Written exercise — Pictures aside, repeat every entry exactly.

━━━━━ Task input

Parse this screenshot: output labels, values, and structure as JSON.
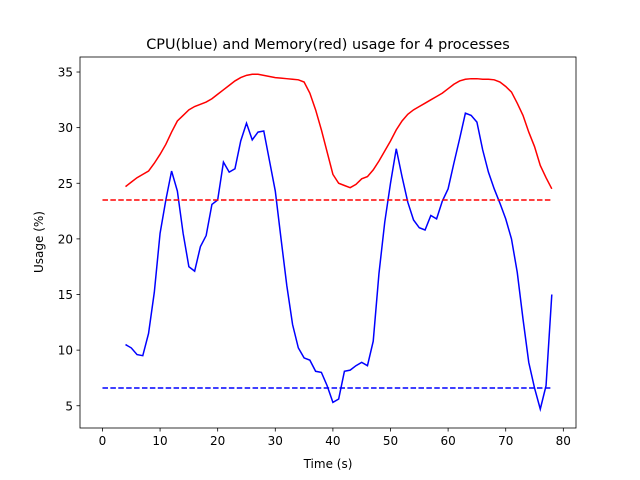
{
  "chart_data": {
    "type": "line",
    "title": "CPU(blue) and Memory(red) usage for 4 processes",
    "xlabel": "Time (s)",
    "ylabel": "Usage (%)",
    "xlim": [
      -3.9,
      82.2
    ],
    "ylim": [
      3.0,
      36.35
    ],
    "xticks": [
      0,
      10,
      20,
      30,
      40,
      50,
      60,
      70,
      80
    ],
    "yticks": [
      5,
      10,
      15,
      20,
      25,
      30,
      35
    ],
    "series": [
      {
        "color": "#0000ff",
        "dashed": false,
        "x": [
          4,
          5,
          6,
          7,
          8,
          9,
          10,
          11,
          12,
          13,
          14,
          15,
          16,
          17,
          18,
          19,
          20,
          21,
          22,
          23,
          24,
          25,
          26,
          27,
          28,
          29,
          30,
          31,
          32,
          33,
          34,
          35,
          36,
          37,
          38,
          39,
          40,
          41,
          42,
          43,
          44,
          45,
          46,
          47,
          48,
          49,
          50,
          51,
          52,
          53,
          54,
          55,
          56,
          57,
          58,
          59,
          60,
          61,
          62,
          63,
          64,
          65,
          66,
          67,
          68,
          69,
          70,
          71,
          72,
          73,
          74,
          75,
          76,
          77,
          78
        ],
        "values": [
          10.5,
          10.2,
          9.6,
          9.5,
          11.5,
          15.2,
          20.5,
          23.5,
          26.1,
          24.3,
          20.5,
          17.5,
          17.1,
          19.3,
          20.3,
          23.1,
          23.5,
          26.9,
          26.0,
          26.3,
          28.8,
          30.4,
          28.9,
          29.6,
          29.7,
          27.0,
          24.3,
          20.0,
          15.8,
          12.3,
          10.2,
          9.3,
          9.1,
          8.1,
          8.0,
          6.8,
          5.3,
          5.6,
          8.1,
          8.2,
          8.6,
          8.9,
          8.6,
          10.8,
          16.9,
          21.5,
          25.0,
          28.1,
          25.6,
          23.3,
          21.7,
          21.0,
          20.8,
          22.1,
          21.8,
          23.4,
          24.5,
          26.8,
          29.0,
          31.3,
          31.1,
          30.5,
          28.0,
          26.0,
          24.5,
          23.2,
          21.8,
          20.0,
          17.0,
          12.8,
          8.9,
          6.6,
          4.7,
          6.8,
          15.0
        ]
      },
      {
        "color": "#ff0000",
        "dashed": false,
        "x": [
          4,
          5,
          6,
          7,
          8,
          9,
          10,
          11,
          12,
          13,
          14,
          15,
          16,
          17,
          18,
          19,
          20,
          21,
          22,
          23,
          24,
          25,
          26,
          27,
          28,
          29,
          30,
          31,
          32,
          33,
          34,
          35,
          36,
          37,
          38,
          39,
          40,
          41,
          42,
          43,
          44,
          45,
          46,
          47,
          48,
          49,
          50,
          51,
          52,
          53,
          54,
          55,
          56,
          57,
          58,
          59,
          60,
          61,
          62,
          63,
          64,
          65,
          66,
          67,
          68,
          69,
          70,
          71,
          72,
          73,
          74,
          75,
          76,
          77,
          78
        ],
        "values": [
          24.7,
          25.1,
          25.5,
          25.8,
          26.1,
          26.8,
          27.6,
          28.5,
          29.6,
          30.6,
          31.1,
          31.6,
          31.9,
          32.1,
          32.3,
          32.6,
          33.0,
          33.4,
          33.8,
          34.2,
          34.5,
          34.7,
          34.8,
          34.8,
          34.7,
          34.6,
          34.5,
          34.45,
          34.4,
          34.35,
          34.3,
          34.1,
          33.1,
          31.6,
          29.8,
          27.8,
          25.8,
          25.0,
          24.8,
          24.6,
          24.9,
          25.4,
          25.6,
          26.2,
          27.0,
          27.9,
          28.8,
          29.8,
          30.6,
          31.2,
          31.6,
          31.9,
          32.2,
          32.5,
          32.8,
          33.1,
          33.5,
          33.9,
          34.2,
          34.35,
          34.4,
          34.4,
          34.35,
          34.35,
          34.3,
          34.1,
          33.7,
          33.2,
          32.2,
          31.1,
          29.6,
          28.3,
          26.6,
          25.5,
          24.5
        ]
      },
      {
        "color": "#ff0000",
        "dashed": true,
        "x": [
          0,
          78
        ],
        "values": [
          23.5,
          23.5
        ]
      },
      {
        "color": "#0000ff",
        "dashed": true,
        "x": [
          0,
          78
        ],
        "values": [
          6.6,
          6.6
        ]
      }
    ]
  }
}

━━━━━━━━━━

Task answer —
Parse this screenshot: output labels, values, and structure as JSON.
{
  "chart_data": {
    "type": "line",
    "title": "CPU(blue) and Memory(red) usage for 4 processes",
    "xlabel": "Time (s)",
    "ylabel": "Usage (%)",
    "xlim": [
      -3.9,
      82.2
    ],
    "ylim": [
      3.0,
      36.35
    ],
    "xticks": [
      0,
      10,
      20,
      30,
      40,
      50,
      60,
      70,
      80
    ],
    "yticks": [
      5,
      10,
      15,
      20,
      25,
      30,
      35
    ],
    "series": [
      {
        "color": "#0000ff",
        "dashed": false,
        "x": [
          4,
          5,
          6,
          7,
          8,
          9,
          10,
          11,
          12,
          13,
          14,
          15,
          16,
          17,
          18,
          19,
          20,
          21,
          22,
          23,
          24,
          25,
          26,
          27,
          28,
          29,
          30,
          31,
          32,
          33,
          34,
          35,
          36,
          37,
          38,
          39,
          40,
          41,
          42,
          43,
          44,
          45,
          46,
          47,
          48,
          49,
          50,
          51,
          52,
          53,
          54,
          55,
          56,
          57,
          58,
          59,
          60,
          61,
          62,
          63,
          64,
          65,
          66,
          67,
          68,
          69,
          70,
          71,
          72,
          73,
          74,
          75,
          76,
          77,
          78
        ],
        "values": [
          10.5,
          10.2,
          9.6,
          9.5,
          11.5,
          15.2,
          20.5,
          23.5,
          26.1,
          24.3,
          20.5,
          17.5,
          17.1,
          19.3,
          20.3,
          23.1,
          23.5,
          26.9,
          26.0,
          26.3,
          28.8,
          30.4,
          28.9,
          29.6,
          29.7,
          27.0,
          24.3,
          20.0,
          15.8,
          12.3,
          10.2,
          9.3,
          9.1,
          8.1,
          8.0,
          6.8,
          5.3,
          5.6,
          8.1,
          8.2,
          8.6,
          8.9,
          8.6,
          10.8,
          16.9,
          21.5,
          25.0,
          28.1,
          25.6,
          23.3,
          21.7,
          21.0,
          20.8,
          22.1,
          21.8,
          23.4,
          24.5,
          26.8,
          29.0,
          31.3,
          31.1,
          30.5,
          28.0,
          26.0,
          24.5,
          23.2,
          21.8,
          20.0,
          17.0,
          12.8,
          8.9,
          6.6,
          4.7,
          6.8,
          15.0
        ]
      },
      {
        "color": "#ff0000",
        "dashed": false,
        "x": [
          4,
          5,
          6,
          7,
          8,
          9,
          10,
          11,
          12,
          13,
          14,
          15,
          16,
          17,
          18,
          19,
          20,
          21,
          22,
          23,
          24,
          25,
          26,
          27,
          28,
          29,
          30,
          31,
          32,
          33,
          34,
          35,
          36,
          37,
          38,
          39,
          40,
          41,
          42,
          43,
          44,
          45,
          46,
          47,
          48,
          49,
          50,
          51,
          52,
          53,
          54,
          55,
          56,
          57,
          58,
          59,
          60,
          61,
          62,
          63,
          64,
          65,
          66,
          67,
          68,
          69,
          70,
          71,
          72,
          73,
          74,
          75,
          76,
          77,
          78
        ],
        "values": [
          24.7,
          25.1,
          25.5,
          25.8,
          26.1,
          26.8,
          27.6,
          28.5,
          29.6,
          30.6,
          31.1,
          31.6,
          31.9,
          32.1,
          32.3,
          32.6,
          33.0,
          33.4,
          33.8,
          34.2,
          34.5,
          34.7,
          34.8,
          34.8,
          34.7,
          34.6,
          34.5,
          34.45,
          34.4,
          34.35,
          34.3,
          34.1,
          33.1,
          31.6,
          29.8,
          27.8,
          25.8,
          25.0,
          24.8,
          24.6,
          24.9,
          25.4,
          25.6,
          26.2,
          27.0,
          27.9,
          28.8,
          29.8,
          30.6,
          31.2,
          31.6,
          31.9,
          32.2,
          32.5,
          32.8,
          33.1,
          33.5,
          33.9,
          34.2,
          34.35,
          34.4,
          34.4,
          34.35,
          34.35,
          34.3,
          34.1,
          33.7,
          33.2,
          32.2,
          31.1,
          29.6,
          28.3,
          26.6,
          25.5,
          24.5
        ]
      },
      {
        "color": "#ff0000",
        "dashed": true,
        "x": [
          0,
          78
        ],
        "values": [
          23.5,
          23.5
        ]
      },
      {
        "color": "#0000ff",
        "dashed": true,
        "x": [
          0,
          78
        ],
        "values": [
          6.6,
          6.6
        ]
      }
    ]
  }
}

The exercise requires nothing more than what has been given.